SHORT TASK: Check every line below for the string "mène", and copy the lines that contain it.

DATA FOR PROCESSING:
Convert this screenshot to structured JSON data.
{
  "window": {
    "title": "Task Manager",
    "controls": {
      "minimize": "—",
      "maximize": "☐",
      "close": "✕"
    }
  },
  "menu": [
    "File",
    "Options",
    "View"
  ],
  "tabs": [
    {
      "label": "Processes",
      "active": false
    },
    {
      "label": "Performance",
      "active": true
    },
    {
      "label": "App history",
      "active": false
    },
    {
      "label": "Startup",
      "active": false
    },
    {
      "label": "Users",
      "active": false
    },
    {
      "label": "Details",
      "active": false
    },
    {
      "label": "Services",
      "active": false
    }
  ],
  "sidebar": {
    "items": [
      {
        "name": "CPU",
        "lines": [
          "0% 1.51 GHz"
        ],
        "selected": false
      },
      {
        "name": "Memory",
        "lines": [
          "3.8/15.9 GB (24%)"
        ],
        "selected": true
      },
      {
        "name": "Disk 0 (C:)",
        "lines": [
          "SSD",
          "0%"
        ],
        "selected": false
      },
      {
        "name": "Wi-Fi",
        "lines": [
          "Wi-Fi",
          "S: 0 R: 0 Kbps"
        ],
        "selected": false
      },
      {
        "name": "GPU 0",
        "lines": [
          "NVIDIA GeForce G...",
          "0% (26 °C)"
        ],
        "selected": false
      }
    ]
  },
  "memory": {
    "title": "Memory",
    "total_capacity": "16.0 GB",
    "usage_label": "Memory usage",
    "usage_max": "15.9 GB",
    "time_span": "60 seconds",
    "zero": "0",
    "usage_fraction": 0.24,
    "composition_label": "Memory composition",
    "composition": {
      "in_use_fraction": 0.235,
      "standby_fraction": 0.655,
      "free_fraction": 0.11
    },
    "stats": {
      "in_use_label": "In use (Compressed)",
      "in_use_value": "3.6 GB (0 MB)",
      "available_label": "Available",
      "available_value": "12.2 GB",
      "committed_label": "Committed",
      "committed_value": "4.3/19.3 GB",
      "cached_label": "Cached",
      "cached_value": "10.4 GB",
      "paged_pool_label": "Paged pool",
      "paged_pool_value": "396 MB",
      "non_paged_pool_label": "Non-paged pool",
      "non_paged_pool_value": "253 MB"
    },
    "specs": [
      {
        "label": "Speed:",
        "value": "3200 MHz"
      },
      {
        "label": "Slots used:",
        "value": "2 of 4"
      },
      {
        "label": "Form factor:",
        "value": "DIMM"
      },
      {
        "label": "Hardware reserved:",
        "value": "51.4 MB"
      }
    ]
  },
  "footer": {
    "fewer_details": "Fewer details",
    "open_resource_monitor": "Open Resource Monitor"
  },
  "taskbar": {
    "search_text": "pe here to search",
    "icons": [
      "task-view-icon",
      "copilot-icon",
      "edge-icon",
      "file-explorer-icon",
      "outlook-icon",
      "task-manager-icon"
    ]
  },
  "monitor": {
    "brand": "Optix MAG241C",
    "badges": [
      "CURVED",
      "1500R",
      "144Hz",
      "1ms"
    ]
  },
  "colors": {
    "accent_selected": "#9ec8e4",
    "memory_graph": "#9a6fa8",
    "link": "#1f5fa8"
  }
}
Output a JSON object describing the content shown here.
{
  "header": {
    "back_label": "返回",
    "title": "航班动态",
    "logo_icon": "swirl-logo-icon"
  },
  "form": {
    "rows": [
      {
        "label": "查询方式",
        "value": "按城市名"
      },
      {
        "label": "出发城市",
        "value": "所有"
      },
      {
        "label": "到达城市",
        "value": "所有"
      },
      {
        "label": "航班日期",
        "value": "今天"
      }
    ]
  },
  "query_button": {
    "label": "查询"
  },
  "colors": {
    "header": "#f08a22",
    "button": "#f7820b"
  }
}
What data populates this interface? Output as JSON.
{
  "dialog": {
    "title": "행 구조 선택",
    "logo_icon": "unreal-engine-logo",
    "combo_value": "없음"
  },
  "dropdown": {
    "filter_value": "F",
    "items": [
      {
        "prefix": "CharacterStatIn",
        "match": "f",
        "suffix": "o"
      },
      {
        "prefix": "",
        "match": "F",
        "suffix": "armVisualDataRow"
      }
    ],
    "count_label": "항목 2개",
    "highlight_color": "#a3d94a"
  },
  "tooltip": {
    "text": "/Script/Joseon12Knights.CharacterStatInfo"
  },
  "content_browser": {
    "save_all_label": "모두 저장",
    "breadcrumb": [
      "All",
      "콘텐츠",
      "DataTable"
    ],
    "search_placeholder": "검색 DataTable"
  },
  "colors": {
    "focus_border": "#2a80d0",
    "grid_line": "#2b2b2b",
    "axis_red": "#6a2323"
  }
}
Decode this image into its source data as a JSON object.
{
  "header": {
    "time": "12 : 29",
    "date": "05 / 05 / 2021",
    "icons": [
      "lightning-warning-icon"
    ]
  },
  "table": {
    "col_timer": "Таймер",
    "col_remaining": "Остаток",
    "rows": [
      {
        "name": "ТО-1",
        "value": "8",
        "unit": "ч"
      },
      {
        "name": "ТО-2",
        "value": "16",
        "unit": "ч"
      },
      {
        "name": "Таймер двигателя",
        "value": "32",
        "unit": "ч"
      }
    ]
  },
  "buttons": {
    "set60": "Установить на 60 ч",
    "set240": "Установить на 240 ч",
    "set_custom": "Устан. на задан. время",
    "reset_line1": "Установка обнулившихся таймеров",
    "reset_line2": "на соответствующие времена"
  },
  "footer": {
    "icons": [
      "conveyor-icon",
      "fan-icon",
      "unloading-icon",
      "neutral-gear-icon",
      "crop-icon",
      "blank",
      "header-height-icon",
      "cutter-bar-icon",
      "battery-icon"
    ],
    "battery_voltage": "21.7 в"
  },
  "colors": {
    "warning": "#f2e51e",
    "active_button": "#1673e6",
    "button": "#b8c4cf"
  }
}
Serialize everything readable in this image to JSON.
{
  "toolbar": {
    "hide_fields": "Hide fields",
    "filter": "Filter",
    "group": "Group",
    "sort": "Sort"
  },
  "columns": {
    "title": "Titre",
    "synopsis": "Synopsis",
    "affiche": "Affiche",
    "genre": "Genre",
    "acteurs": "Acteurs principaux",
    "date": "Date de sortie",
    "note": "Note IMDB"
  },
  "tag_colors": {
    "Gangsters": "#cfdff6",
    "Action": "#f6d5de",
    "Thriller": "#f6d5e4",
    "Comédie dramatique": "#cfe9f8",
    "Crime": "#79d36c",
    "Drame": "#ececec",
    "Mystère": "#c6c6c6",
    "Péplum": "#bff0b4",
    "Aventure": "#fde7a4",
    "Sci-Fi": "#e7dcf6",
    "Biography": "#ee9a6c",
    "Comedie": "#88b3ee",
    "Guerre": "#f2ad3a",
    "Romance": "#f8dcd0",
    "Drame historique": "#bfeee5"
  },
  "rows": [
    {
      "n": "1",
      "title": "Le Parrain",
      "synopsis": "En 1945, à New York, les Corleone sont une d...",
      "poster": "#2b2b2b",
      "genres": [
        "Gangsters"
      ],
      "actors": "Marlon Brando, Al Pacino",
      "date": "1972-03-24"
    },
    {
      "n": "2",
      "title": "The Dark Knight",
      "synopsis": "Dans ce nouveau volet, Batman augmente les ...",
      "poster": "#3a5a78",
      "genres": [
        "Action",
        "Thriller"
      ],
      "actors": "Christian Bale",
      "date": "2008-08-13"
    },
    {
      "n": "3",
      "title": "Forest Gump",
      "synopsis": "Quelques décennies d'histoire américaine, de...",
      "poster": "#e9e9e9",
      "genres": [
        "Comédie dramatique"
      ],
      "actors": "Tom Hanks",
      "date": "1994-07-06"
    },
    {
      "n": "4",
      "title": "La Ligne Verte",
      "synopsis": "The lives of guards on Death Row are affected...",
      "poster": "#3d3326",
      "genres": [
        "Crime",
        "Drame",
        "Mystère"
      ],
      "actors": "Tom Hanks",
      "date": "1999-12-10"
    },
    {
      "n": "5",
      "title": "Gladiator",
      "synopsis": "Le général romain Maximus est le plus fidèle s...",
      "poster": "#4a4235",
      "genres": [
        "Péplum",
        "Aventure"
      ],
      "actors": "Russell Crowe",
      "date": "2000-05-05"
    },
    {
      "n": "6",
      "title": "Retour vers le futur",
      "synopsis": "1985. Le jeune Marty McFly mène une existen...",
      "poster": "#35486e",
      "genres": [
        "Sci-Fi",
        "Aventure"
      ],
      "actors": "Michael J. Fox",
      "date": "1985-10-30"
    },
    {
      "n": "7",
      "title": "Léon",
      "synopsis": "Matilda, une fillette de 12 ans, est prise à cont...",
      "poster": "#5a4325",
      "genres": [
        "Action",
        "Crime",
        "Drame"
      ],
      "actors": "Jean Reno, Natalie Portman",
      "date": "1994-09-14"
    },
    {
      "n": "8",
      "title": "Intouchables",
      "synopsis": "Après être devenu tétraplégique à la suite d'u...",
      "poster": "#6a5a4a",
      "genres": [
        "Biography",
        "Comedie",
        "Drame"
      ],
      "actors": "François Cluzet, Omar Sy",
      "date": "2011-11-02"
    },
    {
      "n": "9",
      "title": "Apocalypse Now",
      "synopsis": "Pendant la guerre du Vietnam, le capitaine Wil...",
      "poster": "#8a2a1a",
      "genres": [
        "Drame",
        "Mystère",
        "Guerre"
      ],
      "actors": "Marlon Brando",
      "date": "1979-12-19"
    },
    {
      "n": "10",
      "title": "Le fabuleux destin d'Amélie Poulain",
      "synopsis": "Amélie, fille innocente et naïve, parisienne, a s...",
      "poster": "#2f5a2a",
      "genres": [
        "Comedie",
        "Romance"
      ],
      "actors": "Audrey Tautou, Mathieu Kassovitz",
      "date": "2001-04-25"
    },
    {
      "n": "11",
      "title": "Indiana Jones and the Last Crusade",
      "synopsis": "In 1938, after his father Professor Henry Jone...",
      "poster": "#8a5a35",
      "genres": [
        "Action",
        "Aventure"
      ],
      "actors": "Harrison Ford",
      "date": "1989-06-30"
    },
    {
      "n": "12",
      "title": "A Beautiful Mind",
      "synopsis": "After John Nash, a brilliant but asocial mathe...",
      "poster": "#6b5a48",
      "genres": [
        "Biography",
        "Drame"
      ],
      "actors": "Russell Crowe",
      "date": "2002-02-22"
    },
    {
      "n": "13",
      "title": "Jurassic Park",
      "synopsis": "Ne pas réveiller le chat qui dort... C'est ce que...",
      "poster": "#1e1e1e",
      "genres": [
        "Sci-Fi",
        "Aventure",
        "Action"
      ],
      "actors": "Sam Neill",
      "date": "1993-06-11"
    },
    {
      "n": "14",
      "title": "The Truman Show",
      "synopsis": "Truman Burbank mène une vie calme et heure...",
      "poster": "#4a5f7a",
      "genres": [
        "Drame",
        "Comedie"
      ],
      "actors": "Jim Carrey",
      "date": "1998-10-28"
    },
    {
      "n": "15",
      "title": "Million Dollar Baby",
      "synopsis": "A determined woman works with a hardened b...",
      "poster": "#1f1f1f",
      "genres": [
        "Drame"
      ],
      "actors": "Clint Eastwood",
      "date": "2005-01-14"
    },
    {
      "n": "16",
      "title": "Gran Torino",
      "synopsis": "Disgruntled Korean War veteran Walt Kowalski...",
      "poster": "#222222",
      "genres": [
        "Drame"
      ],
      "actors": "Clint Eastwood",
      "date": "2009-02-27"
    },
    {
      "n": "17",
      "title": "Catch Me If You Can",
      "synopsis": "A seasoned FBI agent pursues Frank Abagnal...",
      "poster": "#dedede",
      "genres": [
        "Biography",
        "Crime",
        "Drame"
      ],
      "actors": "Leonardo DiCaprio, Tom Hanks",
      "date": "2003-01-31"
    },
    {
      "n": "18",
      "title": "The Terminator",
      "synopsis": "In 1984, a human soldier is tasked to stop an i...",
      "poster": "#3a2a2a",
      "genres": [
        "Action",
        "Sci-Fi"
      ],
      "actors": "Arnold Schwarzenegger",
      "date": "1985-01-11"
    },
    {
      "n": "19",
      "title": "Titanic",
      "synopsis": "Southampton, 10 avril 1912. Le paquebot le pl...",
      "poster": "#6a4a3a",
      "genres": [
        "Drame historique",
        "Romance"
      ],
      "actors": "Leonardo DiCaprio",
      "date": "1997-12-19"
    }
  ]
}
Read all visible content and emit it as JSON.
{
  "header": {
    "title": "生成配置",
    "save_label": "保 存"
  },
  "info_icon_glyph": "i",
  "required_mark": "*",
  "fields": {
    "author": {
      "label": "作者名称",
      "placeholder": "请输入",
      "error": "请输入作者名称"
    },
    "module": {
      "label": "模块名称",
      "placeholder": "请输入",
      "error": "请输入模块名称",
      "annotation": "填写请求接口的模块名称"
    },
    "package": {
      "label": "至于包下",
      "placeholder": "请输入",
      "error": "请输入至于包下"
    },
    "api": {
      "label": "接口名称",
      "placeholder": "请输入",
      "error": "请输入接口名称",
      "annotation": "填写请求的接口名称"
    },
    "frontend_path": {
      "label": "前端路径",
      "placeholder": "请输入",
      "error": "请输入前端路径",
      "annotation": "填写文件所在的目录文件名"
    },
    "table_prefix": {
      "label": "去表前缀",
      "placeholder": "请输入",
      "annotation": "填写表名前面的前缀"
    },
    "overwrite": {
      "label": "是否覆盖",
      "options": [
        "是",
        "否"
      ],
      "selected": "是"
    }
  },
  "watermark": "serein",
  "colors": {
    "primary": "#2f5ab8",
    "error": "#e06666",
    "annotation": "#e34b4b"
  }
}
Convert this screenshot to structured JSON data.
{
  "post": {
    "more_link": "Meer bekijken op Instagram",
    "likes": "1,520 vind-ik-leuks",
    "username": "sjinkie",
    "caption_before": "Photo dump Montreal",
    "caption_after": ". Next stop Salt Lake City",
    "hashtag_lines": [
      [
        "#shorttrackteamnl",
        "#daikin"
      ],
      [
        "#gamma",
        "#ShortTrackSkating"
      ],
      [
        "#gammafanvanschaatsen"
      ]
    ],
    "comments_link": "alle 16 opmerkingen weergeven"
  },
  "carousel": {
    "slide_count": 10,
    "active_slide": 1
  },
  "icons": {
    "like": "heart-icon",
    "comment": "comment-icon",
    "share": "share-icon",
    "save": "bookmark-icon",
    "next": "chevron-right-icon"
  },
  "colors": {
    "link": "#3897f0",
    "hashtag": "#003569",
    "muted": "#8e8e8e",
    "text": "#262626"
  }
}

ANSWER FOR THE TASK:
      "synopsis": "1985. Le jeune Marty McFly mène une existen...",
      "synopsis": "Truman Burbank mène une vie calme et heure...",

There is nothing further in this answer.